Figure contents as structured data:
● ● ● ●
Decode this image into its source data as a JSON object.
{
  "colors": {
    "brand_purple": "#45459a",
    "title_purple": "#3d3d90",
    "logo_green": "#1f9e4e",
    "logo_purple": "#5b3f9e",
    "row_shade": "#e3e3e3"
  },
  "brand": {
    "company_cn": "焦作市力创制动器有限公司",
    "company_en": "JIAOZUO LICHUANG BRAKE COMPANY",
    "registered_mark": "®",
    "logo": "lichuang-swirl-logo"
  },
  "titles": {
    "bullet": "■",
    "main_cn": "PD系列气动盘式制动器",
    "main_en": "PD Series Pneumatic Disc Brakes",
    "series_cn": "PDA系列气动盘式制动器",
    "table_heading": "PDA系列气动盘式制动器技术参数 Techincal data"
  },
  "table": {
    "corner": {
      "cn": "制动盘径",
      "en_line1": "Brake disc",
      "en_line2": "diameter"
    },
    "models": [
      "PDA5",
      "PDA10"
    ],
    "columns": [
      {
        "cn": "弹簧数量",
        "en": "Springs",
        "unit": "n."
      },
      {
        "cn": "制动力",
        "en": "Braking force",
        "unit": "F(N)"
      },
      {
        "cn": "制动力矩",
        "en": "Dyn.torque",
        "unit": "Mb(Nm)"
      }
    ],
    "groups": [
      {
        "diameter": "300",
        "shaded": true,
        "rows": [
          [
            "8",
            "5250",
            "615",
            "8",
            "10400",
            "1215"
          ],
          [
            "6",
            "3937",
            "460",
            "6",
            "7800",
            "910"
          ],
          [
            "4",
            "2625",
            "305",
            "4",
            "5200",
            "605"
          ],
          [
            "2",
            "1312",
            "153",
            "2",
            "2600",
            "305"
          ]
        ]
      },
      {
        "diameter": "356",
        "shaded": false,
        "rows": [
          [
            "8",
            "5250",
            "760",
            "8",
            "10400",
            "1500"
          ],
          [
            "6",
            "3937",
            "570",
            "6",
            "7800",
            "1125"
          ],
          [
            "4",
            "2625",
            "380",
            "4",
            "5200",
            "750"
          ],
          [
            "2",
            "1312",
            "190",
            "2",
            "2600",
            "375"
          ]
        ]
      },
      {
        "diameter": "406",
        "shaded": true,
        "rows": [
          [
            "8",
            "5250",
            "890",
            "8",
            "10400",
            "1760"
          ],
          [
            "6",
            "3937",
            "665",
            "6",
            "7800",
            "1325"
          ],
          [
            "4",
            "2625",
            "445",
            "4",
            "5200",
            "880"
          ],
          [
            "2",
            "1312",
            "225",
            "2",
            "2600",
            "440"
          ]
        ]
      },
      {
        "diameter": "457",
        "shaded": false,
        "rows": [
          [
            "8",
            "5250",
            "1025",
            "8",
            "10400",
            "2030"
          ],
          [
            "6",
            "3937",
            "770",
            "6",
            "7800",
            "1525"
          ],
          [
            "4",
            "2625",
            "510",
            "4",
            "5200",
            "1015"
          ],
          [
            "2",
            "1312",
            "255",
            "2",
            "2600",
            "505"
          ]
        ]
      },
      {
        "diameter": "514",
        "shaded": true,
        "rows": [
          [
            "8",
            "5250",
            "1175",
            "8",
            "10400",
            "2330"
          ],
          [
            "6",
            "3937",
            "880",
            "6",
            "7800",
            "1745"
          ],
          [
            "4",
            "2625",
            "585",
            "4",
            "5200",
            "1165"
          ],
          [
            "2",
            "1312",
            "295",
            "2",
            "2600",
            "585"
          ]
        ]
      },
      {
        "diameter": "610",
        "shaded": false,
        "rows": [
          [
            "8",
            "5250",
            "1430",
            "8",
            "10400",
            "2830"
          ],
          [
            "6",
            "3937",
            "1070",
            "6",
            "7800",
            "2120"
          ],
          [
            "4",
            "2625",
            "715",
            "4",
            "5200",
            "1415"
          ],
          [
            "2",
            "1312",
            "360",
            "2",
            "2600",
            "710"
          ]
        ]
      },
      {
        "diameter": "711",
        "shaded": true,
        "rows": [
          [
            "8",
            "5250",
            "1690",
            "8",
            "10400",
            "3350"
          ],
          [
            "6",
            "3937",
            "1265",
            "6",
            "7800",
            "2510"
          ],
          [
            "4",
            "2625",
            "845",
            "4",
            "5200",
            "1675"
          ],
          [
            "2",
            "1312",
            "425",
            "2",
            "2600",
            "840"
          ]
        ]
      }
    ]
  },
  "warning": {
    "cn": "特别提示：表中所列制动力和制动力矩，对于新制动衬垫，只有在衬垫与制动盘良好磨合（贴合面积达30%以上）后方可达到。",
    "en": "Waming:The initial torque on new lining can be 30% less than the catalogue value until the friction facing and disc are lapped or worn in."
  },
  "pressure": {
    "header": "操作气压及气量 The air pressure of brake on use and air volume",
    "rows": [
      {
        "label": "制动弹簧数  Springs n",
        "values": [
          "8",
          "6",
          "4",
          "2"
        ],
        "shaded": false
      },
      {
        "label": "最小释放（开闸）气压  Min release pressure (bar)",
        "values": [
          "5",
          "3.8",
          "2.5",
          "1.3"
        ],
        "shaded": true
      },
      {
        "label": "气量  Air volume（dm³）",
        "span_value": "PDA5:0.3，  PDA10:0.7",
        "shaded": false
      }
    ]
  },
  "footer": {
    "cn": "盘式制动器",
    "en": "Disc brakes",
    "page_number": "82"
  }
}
● ● ● ●
Written problem
Each line that has the word "volume" should be copied.

Task solution
    "header": "操作气压及气量 The air pressure of brake on use and air volume",
        "label": "气量  Air volume（dm³）",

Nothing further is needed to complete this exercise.